┌─ Task input

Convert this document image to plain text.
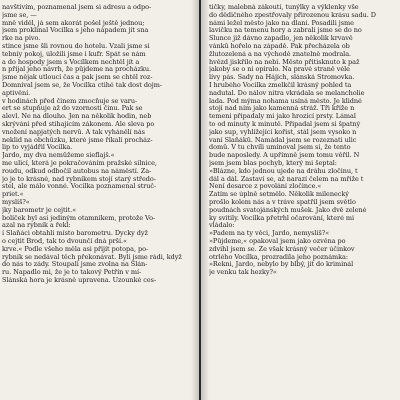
navštívím, poznamenal jsem si adresu a odpo-
jsme se, —
mně viděl, já sem akorát pošel ještě jednou;
jsem proklinal Vocílka s jeho nápadem jít sna
rke na pivo.
stínce jsme šli rovnou do hotelu. Vzali jsme si
tebníy pokoj, úložili jsme i kufr. Spát se nám
a do hospody jsem s Vocílkem nechtěl jít a
n přijal jeho návrh, že půjdeme na procházku.
jsme nějak utloucí čas a pak jsem se chtěl roz-
Domníval jsem se, že Vocílka ctihé tak dost dojm-
aptivění.
v hodinách před činem zmocňuje se varu-
ert se stupňuje až do vzornosti činu. Pak se
alevl. Ne na dlouho. Jen na několik hodin, neb
skrývání před stihajícím zákonem. Ale sleva po
vnožení napjatých nervů. A tak vyhánělí nás
neklid na obchůzku, které jsme říkali procház-
lip to vyjádřil Vocílka.
Jardo, my dva nemůžeme sieflajš.«
me ulicí, která je pokračováním pražské silnice,
roudu, odkud odbočil autobus na náměstí. Za-
jo je to krásné, nad rybníkem stojí starý středo-
stel, ale málo vonné. Vocílka poznamenal struč-
priet.«
myslíš?«
jky barometr je cejtit.«
bolíček byl asi jediným otamníkem, protože Vo-
azal na rybník a řekl:
í Slaňáci obtahli místo barometru. Dycky dyž
o cejtit Brod, tak to dvounčí dná prší.«
krve.« Podle všeho měla asi přijít potopa, po-
rybník se nedával těch překonávat. Byli jsme rádi, když
do nás to zády. Stoupali jsme zvolna na Slán-
ru. Napadlo mi, že je to takový Petřín v mí-
Slánská hora je krásně upravena. Uzounké ces-
tičky, malebná zákoutí, tunýlky a výklenky vše
do dědičného zpestřovaly přirozenou krásu sadu. D
námi ležel město jako na dlani. Posadili jsme
lavičku na temenu hory a zabrali jsme se do no
Slunce již dávno zapadlo, jen několik krvavě
vánků hořelo na západě. Pak přecházela ob
žlutozelená a na východě znatelně modrala.
hvězd jiskřilo na nebi. Město přitisknuto k paž
jakoby se o ni opíralo. Na pravé straně véle
lívy pás. Sady na Hájích, slánská Stromovka.
I hrubého Vocílka zmelkčil krásný pohled ta
nadutal. Do nálov nitra vkrádala se melancholie
lada. Pod mýma nohama usíná město. Je klidné
stojí nad ním jako kamenná stráž. Tři kříže n
temeni připadaly mi jako hrozící prsty. Lámal
to od minuty k minutě. Připadal jsem si špatný
jako sup, vyhlížející kořist, stál jsem vysoko n
vaní Slaňáků. Namádal jsem se rozeznati ulic
domů. V tu chvíli umínoval jsem si, že tento
bude naposledy. A upřímně jsem tomu věřil. N
jsem jsem blas pochyb, který mi šeptal:
»Blázne, kdo jednou ujede na dráhu zločinu, t
dál a dál. Zastaví se, až narazí čelem na mříže t
Není desarce z povolání zločince.«
Zatím se úplně setmělo. Několik milenecký
prošlo kolem nás a v tráve spatřil jsem světlo
poudnách svatojánských mušek. Jako dvě zelené
ky svítily. Vocílka přetrhl očarování, které mi
vládalo:
»Padem na ty věci, Jardo, nemyslíš?«
»Půjdeme,« opakoval jsem jako ozvěna po
zdvihl jsem se. Že však krásný večer účinkov
otrlého Vocílka, prozradila jeho poznámka:
»Rekni, Jardo, nebylo by blbý, jít do kriminál
je venku tak hezky?«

└─

◆ What is required ◆
Only lines that contain the word "krásný" are wanted; copy each of them.

◆ Exercise answer ◆
I hrubého Vocílka zmelkčil krásný pohled ta
zdvihl jsem se. Že však krásný večer účinkov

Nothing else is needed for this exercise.